▸ **Exercise**: Each line below should be quoted exactly, please.

[BEGIN Records for processing]

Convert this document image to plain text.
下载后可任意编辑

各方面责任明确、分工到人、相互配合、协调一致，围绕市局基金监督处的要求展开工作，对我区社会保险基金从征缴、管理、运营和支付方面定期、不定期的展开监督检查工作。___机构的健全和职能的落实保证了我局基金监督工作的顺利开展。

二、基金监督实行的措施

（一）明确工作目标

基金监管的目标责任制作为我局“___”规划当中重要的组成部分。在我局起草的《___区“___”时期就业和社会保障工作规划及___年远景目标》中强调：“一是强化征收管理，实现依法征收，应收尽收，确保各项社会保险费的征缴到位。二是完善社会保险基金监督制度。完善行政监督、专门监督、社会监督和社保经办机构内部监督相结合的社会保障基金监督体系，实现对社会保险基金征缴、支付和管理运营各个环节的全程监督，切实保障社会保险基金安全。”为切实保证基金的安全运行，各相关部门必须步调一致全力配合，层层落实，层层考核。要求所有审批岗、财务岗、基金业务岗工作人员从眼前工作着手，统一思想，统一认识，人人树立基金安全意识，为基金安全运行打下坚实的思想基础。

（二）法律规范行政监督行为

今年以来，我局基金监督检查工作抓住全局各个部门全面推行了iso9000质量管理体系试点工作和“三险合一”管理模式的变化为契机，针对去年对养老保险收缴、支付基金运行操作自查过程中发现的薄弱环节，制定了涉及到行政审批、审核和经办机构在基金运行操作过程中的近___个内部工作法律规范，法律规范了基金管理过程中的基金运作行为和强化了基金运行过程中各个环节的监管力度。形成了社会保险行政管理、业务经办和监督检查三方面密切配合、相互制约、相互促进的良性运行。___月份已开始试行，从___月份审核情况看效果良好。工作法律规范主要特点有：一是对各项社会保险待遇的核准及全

[END Records for processing]

▸ **Exercise result**:
Convert this document image to plain text.
下载后可任意编辑

各方面责任明确、分工到人、相互配合、协调一致，围绕市局基金监督处的要求展开工作，对我区社会保险基金从征缴、管理、运营和支付方面定期、不定期的展开监督检查工作。___机构的健全和职能的落实保证了我局基金监督工作的顺利开展。

二、基金监督实行的措施

（一）明确工作目标

基金监管的目标责任制作为我局“___”规划当中重要的组成部分。在我局起草的《___区“___”时期就业和社会保障工作规划及___年远景目标》中强调：“一是强化征收管理，实现依法征收，应收尽收，确保各项社会保险费的征缴到位。二是完善社会保险基金监督制度。完善行政监督、专门监督、社会监督和社保经办机构内部监督相结合的社会保障基金监督体系，实现对社会保险基金征缴、支付和管理运营各个环节的全程监督，切实保障社会保险基金安全。”为切实保证基金的安全运行，各相关部门必须步调一致全力配合，层层落实，层层考核。要求所有审批岗、财务岗、基金业务岗工作人员从眼前工作着手，统一思想，统一认识，人人树立基金安全意识，为基金安全运行打下坚实的思想基础。

（二）法律规范行政监督行为

今年以来，我局基金监督检查工作抓住全局各个部门全面推行了iso9000质量管理体系试点工作和“三险合一”管理模式的变化为契机，针对去年对养老保险收缴、支付基金运行操作自查过程中发现的薄弱环节，制定了涉及到行政审批、审核和经办机构在基金运行操作过程中的近___个内部工作法律规范，法律规范了基金管理过程中的基金运作行为和强化了基金运行过程中各个环节的监管力度。形成了社会保险行政管理、业务经办和监督检查三方面密切配合、相互制约、相互促进的良性运行。___月份已开始试行，从___月份审核情况看效果良好。工作法律规范主要特点有：一是对各项社会保险待遇的核准及全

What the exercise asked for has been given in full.